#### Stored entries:

-- Begin --

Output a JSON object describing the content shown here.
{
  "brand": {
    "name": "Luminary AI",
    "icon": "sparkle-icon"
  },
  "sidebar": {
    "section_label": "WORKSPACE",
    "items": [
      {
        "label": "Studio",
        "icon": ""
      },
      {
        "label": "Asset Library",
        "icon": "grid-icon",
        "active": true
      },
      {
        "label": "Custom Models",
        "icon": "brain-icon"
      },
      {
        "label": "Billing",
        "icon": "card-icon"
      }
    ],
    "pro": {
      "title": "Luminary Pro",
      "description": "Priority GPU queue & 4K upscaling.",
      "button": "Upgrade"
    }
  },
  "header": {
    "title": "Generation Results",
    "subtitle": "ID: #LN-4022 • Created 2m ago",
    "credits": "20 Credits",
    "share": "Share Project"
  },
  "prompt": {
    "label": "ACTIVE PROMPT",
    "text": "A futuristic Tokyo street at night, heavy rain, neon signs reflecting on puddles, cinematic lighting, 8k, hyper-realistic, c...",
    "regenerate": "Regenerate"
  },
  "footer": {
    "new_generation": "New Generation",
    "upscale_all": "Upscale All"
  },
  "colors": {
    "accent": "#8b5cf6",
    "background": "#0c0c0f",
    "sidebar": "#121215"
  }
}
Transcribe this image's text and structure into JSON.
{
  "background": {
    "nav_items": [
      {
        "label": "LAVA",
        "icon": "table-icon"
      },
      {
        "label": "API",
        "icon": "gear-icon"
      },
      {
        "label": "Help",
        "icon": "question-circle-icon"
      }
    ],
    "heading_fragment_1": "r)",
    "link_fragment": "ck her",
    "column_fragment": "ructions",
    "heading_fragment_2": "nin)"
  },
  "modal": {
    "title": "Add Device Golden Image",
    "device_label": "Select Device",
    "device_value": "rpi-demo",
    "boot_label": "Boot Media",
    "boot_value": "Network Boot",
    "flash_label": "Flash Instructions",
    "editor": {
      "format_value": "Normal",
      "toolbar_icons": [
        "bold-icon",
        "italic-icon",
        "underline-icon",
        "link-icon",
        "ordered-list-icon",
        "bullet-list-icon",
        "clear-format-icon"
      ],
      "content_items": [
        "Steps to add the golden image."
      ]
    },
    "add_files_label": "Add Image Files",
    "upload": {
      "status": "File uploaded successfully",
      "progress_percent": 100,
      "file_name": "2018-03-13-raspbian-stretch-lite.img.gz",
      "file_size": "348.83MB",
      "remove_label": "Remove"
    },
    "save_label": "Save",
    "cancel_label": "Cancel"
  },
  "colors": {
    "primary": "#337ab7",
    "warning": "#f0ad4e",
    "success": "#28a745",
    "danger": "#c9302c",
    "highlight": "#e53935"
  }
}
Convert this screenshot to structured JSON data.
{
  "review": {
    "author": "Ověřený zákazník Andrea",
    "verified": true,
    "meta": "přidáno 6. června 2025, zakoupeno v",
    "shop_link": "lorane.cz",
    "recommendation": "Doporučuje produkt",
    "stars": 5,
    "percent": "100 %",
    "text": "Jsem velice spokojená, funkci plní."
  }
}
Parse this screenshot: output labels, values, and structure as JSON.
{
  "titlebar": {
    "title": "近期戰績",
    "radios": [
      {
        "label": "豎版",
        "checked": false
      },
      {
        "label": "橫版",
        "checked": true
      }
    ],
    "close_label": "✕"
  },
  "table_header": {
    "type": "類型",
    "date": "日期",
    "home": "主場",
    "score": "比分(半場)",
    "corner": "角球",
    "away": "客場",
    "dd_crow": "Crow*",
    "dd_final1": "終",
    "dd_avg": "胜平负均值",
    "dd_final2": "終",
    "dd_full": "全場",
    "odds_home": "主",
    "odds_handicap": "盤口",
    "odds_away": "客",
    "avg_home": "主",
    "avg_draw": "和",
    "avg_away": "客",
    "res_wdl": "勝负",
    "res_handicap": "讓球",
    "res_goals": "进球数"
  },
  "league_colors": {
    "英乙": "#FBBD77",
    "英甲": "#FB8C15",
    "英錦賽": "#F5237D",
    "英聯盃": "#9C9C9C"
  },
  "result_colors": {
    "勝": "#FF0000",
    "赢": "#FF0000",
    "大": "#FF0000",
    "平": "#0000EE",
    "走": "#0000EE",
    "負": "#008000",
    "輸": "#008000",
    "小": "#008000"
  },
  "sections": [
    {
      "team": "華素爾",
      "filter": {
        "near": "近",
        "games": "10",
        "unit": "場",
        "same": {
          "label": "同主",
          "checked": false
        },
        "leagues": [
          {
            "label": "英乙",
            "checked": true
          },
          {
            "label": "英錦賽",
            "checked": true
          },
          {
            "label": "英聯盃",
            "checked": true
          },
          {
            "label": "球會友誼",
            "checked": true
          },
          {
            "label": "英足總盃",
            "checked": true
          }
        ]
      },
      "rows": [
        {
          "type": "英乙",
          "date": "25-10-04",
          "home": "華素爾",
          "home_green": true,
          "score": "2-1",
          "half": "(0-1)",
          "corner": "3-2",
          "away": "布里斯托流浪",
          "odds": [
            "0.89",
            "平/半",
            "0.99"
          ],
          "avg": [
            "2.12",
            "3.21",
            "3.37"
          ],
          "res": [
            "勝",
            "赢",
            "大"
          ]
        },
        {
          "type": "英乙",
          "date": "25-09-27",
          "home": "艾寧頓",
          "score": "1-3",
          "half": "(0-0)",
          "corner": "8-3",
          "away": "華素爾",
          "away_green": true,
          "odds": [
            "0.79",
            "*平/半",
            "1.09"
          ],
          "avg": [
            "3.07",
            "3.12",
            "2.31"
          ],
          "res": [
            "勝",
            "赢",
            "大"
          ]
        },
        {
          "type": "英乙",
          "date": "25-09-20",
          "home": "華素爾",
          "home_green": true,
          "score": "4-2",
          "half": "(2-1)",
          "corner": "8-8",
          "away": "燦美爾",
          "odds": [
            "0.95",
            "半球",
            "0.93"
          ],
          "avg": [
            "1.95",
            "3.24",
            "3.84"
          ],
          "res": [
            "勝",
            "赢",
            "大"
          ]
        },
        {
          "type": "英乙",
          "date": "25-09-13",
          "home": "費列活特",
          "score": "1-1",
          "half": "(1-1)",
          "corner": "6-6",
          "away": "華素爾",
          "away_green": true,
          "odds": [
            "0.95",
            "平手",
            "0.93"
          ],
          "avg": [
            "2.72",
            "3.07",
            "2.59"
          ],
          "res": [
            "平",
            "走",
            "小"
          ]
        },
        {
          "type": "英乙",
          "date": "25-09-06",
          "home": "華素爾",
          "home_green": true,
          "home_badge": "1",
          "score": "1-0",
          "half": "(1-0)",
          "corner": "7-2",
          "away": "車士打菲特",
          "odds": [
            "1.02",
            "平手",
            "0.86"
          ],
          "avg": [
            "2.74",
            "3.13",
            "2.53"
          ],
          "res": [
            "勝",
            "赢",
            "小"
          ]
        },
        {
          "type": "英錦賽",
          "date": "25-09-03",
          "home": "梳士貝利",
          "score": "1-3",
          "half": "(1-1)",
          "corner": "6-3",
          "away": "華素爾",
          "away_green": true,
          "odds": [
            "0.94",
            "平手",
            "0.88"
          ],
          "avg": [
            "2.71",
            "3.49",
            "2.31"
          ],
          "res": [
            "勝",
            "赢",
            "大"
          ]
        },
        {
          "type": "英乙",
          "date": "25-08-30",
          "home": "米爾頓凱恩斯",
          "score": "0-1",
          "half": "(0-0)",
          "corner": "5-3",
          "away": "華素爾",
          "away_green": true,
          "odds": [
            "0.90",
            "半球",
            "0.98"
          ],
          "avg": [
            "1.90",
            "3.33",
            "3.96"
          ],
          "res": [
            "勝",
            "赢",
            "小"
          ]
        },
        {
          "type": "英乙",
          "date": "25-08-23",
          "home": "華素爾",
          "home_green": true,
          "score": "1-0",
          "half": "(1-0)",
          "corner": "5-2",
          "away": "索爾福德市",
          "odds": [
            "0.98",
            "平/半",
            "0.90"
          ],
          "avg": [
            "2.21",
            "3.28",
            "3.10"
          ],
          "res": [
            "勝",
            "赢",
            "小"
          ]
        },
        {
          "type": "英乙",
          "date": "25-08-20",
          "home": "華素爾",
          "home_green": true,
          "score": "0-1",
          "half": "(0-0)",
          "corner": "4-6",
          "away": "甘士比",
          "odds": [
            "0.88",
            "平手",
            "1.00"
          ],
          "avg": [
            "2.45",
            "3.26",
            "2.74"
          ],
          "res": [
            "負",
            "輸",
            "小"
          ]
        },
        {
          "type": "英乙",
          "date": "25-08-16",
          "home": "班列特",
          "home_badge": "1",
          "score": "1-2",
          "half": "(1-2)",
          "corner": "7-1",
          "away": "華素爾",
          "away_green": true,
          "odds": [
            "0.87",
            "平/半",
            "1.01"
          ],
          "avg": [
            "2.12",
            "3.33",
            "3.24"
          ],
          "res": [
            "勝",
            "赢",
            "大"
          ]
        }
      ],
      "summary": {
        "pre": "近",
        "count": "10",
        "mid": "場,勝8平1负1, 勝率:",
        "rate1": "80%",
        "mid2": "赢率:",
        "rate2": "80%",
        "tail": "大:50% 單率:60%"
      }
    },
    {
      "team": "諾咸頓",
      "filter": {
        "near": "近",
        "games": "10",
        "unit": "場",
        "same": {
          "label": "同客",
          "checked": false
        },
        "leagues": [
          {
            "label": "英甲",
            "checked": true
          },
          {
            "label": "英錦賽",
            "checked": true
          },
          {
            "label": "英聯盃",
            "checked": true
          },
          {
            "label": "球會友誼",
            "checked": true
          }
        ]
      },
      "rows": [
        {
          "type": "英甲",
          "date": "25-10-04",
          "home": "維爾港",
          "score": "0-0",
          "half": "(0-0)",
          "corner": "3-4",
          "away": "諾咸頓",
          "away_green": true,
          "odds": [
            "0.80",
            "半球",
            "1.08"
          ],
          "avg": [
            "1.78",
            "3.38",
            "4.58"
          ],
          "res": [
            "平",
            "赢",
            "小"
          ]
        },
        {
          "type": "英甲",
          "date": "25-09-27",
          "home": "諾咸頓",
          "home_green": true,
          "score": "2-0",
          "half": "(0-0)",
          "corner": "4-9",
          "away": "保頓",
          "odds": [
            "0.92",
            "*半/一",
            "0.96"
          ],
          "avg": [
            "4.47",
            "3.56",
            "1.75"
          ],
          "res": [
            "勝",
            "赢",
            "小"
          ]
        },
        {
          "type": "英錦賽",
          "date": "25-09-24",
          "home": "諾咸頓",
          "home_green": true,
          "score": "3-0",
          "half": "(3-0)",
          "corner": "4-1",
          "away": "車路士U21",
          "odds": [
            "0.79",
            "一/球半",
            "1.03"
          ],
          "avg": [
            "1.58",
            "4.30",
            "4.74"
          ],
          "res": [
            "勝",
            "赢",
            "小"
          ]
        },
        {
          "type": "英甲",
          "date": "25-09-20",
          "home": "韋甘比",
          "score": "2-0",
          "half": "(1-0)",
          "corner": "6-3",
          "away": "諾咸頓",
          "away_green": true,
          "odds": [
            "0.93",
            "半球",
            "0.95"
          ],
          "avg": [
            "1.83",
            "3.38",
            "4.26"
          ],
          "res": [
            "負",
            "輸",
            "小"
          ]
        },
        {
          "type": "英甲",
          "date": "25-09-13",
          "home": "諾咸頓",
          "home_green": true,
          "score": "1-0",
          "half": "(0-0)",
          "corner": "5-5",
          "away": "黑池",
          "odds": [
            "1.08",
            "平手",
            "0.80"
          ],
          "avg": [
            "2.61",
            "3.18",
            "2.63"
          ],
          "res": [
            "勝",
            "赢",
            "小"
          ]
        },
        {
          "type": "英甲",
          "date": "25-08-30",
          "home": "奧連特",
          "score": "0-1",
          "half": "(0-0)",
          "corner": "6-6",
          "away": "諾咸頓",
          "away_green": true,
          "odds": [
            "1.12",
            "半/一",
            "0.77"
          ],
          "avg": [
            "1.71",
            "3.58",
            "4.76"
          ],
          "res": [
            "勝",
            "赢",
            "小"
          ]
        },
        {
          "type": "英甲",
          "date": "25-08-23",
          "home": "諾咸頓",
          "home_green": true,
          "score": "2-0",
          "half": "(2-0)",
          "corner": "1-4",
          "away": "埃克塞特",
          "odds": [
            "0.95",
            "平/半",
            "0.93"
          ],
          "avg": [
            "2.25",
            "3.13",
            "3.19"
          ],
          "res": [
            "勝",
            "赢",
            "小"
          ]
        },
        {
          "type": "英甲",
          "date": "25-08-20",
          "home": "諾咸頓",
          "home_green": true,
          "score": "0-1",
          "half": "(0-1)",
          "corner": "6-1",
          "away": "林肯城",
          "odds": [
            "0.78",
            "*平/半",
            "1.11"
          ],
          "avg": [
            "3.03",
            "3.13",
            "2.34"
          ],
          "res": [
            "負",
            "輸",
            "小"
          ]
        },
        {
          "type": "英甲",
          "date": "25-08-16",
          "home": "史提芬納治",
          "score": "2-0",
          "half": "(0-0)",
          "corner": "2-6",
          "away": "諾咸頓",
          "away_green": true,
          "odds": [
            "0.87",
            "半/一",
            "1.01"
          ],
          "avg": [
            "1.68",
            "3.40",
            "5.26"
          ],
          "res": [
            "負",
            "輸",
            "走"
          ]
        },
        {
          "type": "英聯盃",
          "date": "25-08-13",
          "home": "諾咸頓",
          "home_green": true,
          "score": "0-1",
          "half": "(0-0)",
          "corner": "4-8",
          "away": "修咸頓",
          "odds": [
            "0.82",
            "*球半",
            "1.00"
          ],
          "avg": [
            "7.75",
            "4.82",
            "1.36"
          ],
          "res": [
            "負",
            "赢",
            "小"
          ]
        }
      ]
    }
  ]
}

-- End --

#### The exercise:
The word "text" may appear on some lines. Report how many lines hold it, giving the number alone.

#### Expected output:
3